■ Exercise description ■
Copy all lines below exactly as written. Leave pictures out.

■ Supplied data ■
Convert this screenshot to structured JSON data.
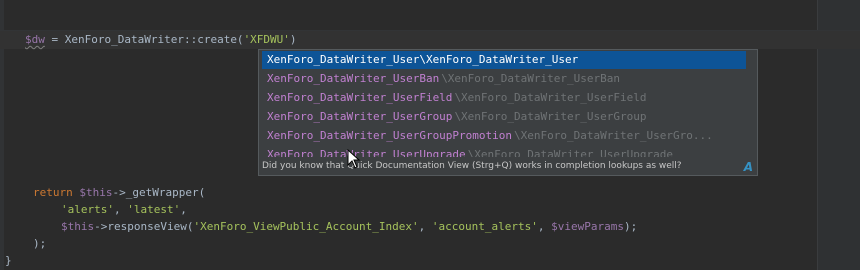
{
  "editor": {
    "line1": {
      "var": "$dw",
      "eq": " = ",
      "call": "XenForo_DataWriter::create(",
      "arg": "'XFDWU'",
      "close": ")"
    },
    "line_return": {
      "kw": "return",
      "this": "$this",
      "call": "->_getWrapper("
    },
    "line_args": {
      "a1": "'alerts'",
      "sep": ", ",
      "a2": "'latest'",
      "end": ","
    },
    "line_response": {
      "this": "$this",
      "call": "->responseView(",
      "a1": "'XenForo_ViewPublic_Account_Index'",
      "sep1": ", ",
      "a2": "'account_alerts'",
      "sep2": ", ",
      "a3": "$viewParams",
      "close": ");"
    },
    "line_close": ");",
    "line_brace": "}"
  },
  "completion": {
    "items": [
      {
        "name": "XenForo_DataWriter_User",
        "tail": "\\XenForo_DataWriter_User",
        "selected": true
      },
      {
        "name": "XenForo_DataWriter_UserBan",
        "tail": "\\XenForo_DataWriter_UserBan"
      },
      {
        "name": "XenForo_DataWriter_UserField",
        "tail": "\\XenForo_DataWriter_UserField"
      },
      {
        "name": "XenForo_DataWriter_UserGroup",
        "tail": "\\XenForo_DataWriter_UserGroup"
      },
      {
        "name": "XenForo_DataWriter_UserGroupPromotion",
        "tail": "\\XenForo_DataWriter_UserGro..."
      },
      {
        "name": "XenForo_DataWriter_UserUpgrade",
        "tail": "\\XenForo_DataWriter_UserUpgrade"
      }
    ],
    "hint": "Did you know that Quick Documentation View (Strg+Q) works in completion lookups as well?",
    "hint_icon": "A",
    "colors": {
      "selection": "#0d5497",
      "class_name": "#c080d0",
      "namespace_tail": "#6f7375",
      "background": "#3c3f41"
    }
  },
  "colors": {
    "editor_bg": "#2b2b2b",
    "variable": "#9876aa",
    "string": "#a5c25c",
    "keyword": "#cc7832",
    "default_text": "#a9b7c6"
  },
  "icons": [
    "mouse-pointer-icon",
    "text-completion-icon"
  ]
}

■ Solution ■
Convert this screenshot to structured JSON data.
{
  "editor": {
    "line1": {
      "var": "$dw",
      "eq": " = ",
      "call": "XenForo_DataWriter::create(",
      "arg": "'XFDWU'",
      "close": ")"
    },
    "line_return": {
      "kw": "return",
      "this": "$this",
      "call": "->_getWrapper("
    },
    "line_args": {
      "a1": "'alerts'",
      "sep": ", ",
      "a2": "'latest'",
      "end": ","
    },
    "line_response": {
      "this": "$this",
      "call": "->responseView(",
      "a1": "'XenForo_ViewPublic_Account_Index'",
      "sep1": ", ",
      "a2": "'account_alerts'",
      "sep2": ", ",
      "a3": "$viewParams",
      "close": ");"
    },
    "line_close": ");",
    "line_brace": "}"
  },
  "completion": {
    "items": [
      {
        "name": "XenForo_DataWriter_User",
        "tail": "\\XenForo_DataWriter_User",
        "selected": true
      },
      {
        "name": "XenForo_DataWriter_UserBan",
        "tail": "\\XenForo_DataWriter_UserBan"
      },
      {
        "name": "XenForo_DataWriter_UserField",
        "tail": "\\XenForo_DataWriter_UserField"
      },
      {
        "name": "XenForo_DataWriter_UserGroup",
        "tail": "\\XenForo_DataWriter_UserGroup"
      },
      {
        "name": "XenForo_DataWriter_UserGroupPromotion",
        "tail": "\\XenForo_DataWriter_UserGro..."
      },
      {
        "name": "XenForo_DataWriter_UserUpgrade",
        "tail": "\\XenForo_DataWriter_UserUpgrade"
      }
    ],
    "hint": "Did you know that Quick Documentation View (Strg+Q) works in completion lookups as well?",
    "hint_icon": "A",
    "colors": {
      "selection": "#0d5497",
      "class_name": "#c080d0",
      "namespace_tail": "#6f7375",
      "background": "#3c3f41"
    }
  },
  "colors": {
    "editor_bg": "#2b2b2b",
    "variable": "#9876aa",
    "string": "#a5c25c",
    "keyword": "#cc7832",
    "default_text": "#a9b7c6"
  },
  "icons": [
    "mouse-pointer-icon",
    "text-completion-icon"
  ]
}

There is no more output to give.